=== TASK INPUTS ===
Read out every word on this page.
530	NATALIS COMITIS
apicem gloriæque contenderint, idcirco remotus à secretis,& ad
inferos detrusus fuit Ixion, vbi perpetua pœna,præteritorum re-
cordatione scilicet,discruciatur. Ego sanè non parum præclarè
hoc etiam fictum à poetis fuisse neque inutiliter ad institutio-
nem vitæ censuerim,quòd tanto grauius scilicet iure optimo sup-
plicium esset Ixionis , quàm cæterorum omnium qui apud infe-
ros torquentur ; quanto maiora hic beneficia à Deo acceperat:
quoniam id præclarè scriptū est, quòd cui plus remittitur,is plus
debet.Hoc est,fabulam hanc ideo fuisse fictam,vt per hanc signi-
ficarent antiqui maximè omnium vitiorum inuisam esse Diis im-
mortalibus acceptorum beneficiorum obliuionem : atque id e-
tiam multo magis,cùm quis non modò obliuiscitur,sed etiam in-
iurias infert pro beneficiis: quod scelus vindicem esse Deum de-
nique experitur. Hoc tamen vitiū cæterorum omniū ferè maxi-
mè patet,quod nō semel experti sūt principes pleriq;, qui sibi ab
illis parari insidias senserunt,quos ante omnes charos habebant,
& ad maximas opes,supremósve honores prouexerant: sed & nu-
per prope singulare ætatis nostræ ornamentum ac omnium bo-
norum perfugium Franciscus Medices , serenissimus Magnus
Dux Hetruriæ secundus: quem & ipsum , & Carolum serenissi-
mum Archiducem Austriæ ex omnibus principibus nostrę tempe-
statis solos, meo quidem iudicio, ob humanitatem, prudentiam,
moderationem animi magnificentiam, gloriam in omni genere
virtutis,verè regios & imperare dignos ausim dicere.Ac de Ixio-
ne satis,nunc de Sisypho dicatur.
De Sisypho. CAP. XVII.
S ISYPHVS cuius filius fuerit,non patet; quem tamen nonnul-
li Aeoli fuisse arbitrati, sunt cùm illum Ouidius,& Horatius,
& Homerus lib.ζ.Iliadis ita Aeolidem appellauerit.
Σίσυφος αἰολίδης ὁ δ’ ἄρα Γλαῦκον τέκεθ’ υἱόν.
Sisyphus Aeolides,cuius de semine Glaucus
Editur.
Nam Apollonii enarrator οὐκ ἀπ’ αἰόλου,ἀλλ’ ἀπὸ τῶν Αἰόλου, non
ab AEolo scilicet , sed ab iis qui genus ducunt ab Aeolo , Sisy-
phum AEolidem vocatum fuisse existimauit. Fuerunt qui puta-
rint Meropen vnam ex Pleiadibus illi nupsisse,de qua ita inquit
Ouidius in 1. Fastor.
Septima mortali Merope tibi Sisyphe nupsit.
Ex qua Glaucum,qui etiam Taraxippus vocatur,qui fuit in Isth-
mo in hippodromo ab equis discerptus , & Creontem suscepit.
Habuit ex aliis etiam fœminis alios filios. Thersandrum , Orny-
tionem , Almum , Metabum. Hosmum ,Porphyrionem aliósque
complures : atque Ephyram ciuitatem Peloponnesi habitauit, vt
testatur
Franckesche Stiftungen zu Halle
===
THE REQUEST: All of the entries need to be reproduced exactly; please write them out.

TASK OUTPUT:
Read out every word on this page.
530	NATALIS COMITIS
apicem gloriæque contenderint, idcirco remotus à secretis,& ad
inferos detrusus fuit Ixion, vbi perpetua pœna,præteritorum re-
cordatione scilicet,discruciatur. Ego sanè non parum præclarè
hoc etiam fictum à poetis fuisse neque inutiliter ad institutio-
nem vitæ censuerim,quòd tanto grauius scilicet iure optimo sup-
plicium esset Ixionis , quàm cæterorum omnium qui apud infe-
ros torquentur ; quanto maiora hic beneficia à Deo acceperat:
quoniam id præclarè scriptū est, quòd cui plus remittitur,is plus
debet.Hoc est,fabulam hanc ideo fuisse fictam,vt per hanc signi-
ficarent antiqui maximè omnium vitiorum inuisam esse Diis im-
mortalibus acceptorum beneficiorum obliuionem : atque id e-
tiam multo magis,cùm quis non modò obliuiscitur,sed etiam in-
iurias infert pro beneficiis: quod scelus vindicem esse Deum de-
nique experitur. Hoc tamen vitiū cæterorum omniū ferè maxi-
mè patet,quod nō semel experti sūt principes pleriq;, qui sibi ab
illis parari insidias senserunt,quos ante omnes charos habebant,
& ad maximas opes,supremósve honores prouexerant: sed & nu-
per prope singulare ætatis nostræ ornamentum ac omnium bo-
norum perfugium Franciscus Medices , serenissimus Magnus
Dux Hetruriæ secundus: quem & ipsum , & Carolum serenissi-
mum Archiducem Austriæ ex omnibus principibus nostrę tempe-
statis solos, meo quidem iudicio, ob humanitatem, prudentiam,
moderationem animi magnificentiam, gloriam in omni genere
virtutis,verè regios & imperare dignos ausim dicere.Ac de Ixio-
ne satis,nunc de Sisypho dicatur.
De Sisypho. CAP. XVII.
S ISYPHVS cuius filius fuerit,non patet; quem tamen nonnul-
li Aeoli fuisse arbitrati, sunt cùm illum Ouidius,& Horatius,
& Homerus lib.ζ.Iliadis ita Aeolidem appellauerit.
Σίσυφος αἰολίδης ὁ δ’ ἄρα Γλαῦκον τέκεθ’ υἱόν.
Sisyphus Aeolides,cuius de semine Glaucus
Editur.
Nam Apollonii enarrator οὐκ ἀπ’ αἰόλου,ἀλλ’ ἀπὸ τῶν Αἰόλου, non
ab AEolo scilicet , sed ab iis qui genus ducunt ab Aeolo , Sisy-
phum AEolidem vocatum fuisse existimauit. Fuerunt qui puta-
rint Meropen vnam ex Pleiadibus illi nupsisse,de qua ita inquit
Ouidius in 1. Fastor.
Septima mortali Merope tibi Sisyphe nupsit.
Ex qua Glaucum,qui etiam Taraxippus vocatur,qui fuit in Isth-
mo in hippodromo ab equis discerptus , & Creontem suscepit.
Habuit ex aliis etiam fœminis alios filios. Thersandrum , Orny-
tionem , Almum , Metabum. Hosmum ,Porphyrionem aliósque
complures : atque Ephyram ciuitatem Peloponnesi habitauit, vt
testatur
Franckesche Stiftungen zu Halle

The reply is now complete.